"""

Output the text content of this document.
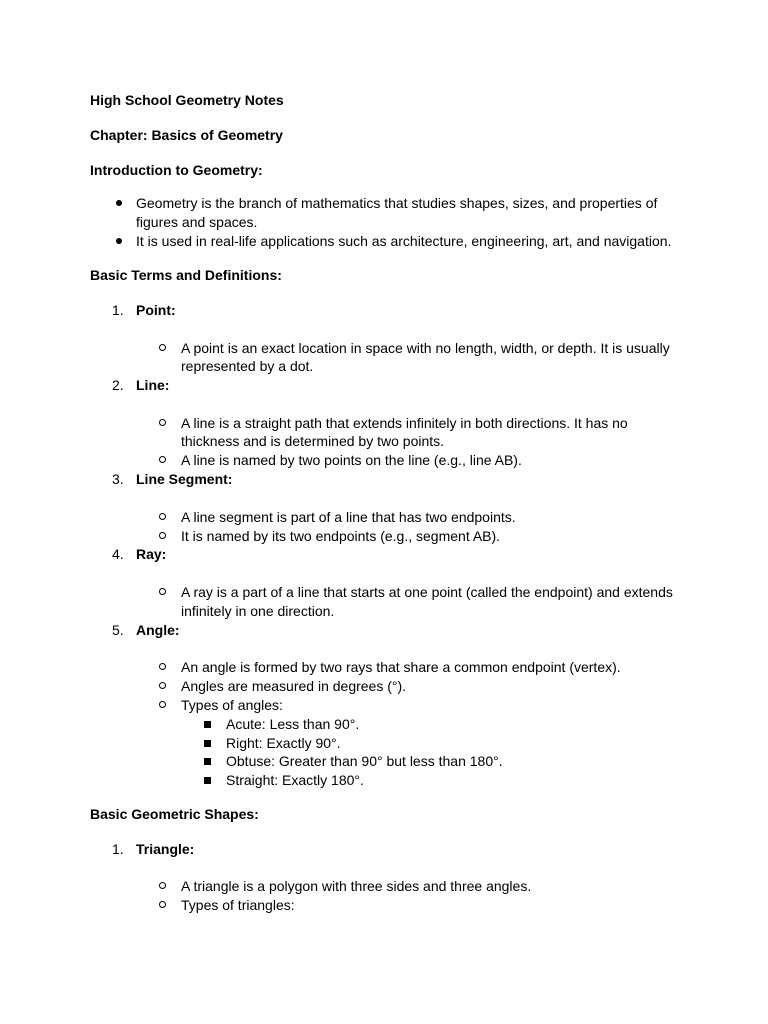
High School Geometry Notes
Chapter: Basics of Geometry
Introduction to Geometry:
Geometry is the branch of mathematics that studies shapes, sizes, and properties of
figures and spaces.
It is used in real-life applications such as architecture, engineering, art, and navigation.
Basic Terms and Definitions:
1. Point:
A point is an exact location in space with no length, width, or depth. It is usually
represented by a dot.
2. Line:
A line is a straight path that extends infinitely in both directions. It has no
thickness and is determined by two points.
A line is named by two points on the line (e.g., line AB).
3. Line Segment:
A line segment is part of a line that has two endpoints.
It is named by its two endpoints (e.g., segment AB).
4. Ray:
A ray is a part of a line that starts at one point (called the endpoint) and extends
infinitely in one direction.
5. Angle:
An angle is formed by two rays that share a common endpoint (vertex).
Angles are measured in degrees (°).
Types of angles:
Acute: Less than 90°.
Right: Exactly 90°.
Obtuse: Greater than 90° but less than 180°.
Straight: Exactly 180°.
Basic Geometric Shapes:
1. Triangle:
A triangle is a polygon with three sides and three angles.
Types of triangles:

"""

Make a verbatim copy of all the entries and strip out the pictures.

Output the text content of this document.
High School Geometry Notes
Chapter: Basics of Geometry
Introduction to Geometry:
Geometry is the branch of mathematics that studies shapes, sizes, and properties of
figures and spaces.
It is used in real-life applications such as architecture, engineering, art, and navigation.
Basic Terms and Definitions:
1. Point:
A point is an exact location in space with no length, width, or depth. It is usually
represented by a dot.
2. Line:
A line is a straight path that extends infinitely in both directions. It has no
thickness and is determined by two points.
A line is named by two points on the line (e.g., line AB).
3. Line Segment:
A line segment is part of a line that has two endpoints.
It is named by its two endpoints (e.g., segment AB).
4. Ray:
A ray is a part of a line that starts at one point (called the endpoint) and extends
infinitely in one direction.
5. Angle:
An angle is formed by two rays that share a common endpoint (vertex).
Angles are measured in degrees (°).
Types of angles:
Acute: Less than 90°.
Right: Exactly 90°.
Obtuse: Greater than 90° but less than 180°.
Straight: Exactly 180°.
Basic Geometric Shapes:
1. Triangle:
A triangle is a polygon with three sides and three angles.
Types of triangles:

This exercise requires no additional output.